Dataset records
• • • • •
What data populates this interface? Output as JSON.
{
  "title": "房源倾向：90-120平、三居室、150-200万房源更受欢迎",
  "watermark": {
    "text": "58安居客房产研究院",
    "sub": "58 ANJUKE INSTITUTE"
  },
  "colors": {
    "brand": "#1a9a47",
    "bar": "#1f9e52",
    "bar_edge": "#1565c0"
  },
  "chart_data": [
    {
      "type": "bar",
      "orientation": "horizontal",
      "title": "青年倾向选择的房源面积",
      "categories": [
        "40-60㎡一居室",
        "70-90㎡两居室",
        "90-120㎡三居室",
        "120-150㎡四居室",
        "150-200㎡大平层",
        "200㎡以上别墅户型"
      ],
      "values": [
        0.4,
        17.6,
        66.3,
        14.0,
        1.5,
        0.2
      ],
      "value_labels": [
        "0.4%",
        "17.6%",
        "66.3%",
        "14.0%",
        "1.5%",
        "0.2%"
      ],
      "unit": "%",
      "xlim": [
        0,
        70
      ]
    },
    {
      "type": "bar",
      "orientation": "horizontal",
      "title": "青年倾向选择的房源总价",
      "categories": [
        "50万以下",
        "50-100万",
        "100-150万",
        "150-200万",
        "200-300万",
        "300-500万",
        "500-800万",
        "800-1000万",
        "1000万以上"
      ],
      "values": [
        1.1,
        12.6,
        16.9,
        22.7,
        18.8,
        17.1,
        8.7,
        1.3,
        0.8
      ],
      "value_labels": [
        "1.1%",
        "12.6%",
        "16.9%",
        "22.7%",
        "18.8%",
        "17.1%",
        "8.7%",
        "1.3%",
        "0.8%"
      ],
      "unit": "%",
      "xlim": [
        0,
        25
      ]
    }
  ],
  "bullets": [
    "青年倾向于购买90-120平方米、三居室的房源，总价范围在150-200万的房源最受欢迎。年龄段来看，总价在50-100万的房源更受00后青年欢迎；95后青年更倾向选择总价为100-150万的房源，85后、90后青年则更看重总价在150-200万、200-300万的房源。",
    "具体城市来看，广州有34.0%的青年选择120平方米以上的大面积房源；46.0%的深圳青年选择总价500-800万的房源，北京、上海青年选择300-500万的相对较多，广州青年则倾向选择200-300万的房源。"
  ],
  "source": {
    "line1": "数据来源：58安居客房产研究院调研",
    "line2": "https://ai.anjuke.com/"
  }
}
• • • • •
◆ **Problem description**: Pull out every line of the records above that contains the word "title".

◆ **Final result**:
  "title": "房源倾向：90-120平、三居室、150-200万房源更受欢迎",
      "title": "青年倾向选择的房源面积",
      "title": "青年倾向选择的房源总价",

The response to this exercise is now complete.